>> START Entries

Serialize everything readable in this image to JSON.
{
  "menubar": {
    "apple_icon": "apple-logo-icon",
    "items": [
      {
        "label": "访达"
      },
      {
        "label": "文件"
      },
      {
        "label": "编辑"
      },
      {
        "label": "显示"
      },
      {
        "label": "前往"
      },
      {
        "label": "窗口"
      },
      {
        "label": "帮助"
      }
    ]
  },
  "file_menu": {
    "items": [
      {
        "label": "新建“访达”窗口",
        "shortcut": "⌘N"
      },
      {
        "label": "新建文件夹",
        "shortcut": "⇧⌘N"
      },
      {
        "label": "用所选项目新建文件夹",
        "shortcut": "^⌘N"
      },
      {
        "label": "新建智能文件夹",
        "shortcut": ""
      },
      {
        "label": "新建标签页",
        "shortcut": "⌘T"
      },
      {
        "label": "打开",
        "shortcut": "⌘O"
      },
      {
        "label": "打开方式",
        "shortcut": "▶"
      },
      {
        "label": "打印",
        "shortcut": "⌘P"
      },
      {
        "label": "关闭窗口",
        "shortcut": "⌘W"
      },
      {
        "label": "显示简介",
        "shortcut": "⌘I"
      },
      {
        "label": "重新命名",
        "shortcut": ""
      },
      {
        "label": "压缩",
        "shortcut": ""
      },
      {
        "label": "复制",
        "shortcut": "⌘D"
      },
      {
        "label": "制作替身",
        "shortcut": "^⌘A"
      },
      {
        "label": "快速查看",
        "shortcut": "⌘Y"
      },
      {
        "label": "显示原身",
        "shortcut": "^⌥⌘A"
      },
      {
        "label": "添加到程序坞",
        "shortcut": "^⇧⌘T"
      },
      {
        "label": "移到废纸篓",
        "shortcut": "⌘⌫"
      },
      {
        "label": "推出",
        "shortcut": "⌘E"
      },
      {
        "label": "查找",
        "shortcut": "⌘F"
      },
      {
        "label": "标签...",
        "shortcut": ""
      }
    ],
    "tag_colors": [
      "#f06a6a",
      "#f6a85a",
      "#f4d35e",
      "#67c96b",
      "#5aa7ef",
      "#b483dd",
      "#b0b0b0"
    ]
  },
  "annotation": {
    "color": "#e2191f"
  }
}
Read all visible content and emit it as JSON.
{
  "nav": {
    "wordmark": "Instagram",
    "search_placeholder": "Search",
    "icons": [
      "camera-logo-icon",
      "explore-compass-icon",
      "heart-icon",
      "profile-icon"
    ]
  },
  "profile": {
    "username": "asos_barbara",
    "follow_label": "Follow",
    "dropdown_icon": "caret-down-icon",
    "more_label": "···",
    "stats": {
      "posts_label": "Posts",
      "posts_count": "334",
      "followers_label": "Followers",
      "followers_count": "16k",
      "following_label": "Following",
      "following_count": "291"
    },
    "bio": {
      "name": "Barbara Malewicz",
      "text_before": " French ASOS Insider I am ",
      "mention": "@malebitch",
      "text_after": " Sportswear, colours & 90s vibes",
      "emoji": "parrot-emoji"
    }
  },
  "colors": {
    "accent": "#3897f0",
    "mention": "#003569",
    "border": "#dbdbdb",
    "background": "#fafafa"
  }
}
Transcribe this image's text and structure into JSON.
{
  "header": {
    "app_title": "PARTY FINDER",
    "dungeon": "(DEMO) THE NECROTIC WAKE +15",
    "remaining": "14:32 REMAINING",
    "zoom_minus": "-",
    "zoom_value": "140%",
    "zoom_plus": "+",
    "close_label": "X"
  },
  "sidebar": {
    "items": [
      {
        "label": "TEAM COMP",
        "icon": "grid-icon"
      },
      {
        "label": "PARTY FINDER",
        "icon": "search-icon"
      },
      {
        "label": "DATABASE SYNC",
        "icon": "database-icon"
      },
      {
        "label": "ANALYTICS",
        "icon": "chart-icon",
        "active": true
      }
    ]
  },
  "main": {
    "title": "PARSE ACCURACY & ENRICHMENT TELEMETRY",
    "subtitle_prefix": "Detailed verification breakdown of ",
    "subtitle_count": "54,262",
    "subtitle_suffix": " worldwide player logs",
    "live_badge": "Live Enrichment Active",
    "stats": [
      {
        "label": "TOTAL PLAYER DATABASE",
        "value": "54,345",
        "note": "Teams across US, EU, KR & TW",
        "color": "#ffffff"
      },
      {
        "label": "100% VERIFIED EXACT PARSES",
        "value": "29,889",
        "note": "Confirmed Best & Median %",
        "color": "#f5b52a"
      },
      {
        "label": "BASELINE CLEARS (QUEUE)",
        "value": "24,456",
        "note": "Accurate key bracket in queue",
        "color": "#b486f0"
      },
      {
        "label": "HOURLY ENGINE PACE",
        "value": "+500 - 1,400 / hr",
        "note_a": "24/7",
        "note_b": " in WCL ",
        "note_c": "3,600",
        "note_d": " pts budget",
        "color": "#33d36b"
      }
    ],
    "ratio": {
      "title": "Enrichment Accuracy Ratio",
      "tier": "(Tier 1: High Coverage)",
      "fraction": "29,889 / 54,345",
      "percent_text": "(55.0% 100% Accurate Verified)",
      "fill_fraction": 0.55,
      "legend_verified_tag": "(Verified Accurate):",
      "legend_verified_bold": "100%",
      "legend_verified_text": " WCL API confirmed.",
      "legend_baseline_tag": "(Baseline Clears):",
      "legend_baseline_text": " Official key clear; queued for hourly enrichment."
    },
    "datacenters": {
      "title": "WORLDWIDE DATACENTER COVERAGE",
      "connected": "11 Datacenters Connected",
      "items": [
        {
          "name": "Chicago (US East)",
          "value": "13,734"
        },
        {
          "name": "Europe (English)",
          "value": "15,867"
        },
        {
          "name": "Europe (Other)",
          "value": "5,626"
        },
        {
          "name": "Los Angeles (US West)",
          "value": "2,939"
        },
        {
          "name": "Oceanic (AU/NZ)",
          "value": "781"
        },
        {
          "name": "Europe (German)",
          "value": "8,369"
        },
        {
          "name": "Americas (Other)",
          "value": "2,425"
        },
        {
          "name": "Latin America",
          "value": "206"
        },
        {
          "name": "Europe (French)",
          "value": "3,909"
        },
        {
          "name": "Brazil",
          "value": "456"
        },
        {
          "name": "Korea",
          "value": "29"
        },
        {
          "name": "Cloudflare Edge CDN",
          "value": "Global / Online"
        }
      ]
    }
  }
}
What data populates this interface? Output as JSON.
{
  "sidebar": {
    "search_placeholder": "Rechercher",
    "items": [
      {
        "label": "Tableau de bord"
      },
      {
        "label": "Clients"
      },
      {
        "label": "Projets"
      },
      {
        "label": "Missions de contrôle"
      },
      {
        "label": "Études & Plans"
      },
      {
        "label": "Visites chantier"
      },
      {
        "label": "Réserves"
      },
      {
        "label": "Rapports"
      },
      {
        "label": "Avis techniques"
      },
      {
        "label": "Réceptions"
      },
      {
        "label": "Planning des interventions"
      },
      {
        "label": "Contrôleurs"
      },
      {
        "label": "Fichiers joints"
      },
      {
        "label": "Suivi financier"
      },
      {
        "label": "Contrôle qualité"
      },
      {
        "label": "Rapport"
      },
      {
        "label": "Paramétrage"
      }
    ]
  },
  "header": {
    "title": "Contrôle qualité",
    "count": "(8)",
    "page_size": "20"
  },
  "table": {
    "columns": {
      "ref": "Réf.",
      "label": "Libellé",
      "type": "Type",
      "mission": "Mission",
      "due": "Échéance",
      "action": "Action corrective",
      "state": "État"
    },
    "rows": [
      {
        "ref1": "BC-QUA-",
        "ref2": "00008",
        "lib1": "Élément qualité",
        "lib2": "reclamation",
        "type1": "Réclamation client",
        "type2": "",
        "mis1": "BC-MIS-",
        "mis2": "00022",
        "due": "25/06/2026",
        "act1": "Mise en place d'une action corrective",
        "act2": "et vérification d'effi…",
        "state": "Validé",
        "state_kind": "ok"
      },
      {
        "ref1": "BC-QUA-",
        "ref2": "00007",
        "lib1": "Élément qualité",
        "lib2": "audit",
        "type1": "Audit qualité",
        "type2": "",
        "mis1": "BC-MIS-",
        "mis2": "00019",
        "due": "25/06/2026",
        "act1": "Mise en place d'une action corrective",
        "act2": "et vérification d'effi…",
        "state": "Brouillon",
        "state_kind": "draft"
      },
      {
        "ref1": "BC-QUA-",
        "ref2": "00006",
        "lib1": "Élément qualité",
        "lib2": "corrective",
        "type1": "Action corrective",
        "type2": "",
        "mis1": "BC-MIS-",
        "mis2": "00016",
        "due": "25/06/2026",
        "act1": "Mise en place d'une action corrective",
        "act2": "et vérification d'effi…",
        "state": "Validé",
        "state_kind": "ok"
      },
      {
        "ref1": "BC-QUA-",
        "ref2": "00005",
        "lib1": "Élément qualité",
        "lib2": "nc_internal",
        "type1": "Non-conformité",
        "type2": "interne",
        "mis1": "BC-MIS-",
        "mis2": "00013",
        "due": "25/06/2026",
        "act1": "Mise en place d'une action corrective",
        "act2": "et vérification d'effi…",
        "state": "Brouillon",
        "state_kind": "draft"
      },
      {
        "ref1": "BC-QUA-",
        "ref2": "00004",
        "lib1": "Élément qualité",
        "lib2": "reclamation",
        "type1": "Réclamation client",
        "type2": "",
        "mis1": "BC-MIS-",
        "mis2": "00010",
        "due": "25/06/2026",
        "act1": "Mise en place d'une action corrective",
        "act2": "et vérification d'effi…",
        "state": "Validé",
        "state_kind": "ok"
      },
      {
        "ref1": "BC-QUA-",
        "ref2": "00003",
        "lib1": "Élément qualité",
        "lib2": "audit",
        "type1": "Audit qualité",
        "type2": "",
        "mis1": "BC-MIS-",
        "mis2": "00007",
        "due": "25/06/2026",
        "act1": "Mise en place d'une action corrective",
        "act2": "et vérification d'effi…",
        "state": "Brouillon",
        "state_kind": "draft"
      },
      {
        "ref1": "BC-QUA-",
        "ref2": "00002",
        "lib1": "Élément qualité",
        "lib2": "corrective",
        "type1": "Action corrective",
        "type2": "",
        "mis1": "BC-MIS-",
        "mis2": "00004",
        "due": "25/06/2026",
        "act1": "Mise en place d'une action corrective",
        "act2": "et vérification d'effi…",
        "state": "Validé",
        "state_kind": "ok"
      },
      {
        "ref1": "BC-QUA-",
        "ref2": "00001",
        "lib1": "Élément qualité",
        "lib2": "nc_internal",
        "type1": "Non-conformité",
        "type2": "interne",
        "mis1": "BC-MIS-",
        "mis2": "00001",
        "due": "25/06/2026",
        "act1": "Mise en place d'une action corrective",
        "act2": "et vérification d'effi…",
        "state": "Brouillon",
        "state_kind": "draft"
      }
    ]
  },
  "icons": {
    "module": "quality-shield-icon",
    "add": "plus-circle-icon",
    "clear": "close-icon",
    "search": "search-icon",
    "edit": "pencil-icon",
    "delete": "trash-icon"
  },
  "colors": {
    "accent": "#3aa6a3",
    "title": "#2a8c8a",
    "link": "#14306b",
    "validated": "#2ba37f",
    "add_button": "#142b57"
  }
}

>> END Entries

What the exercise asks: Check each line of the records for the word "FINDER" and extract those that contain it.

The reply:
    "app_title": "PARTY FINDER",
        "label": "PARTY FINDER",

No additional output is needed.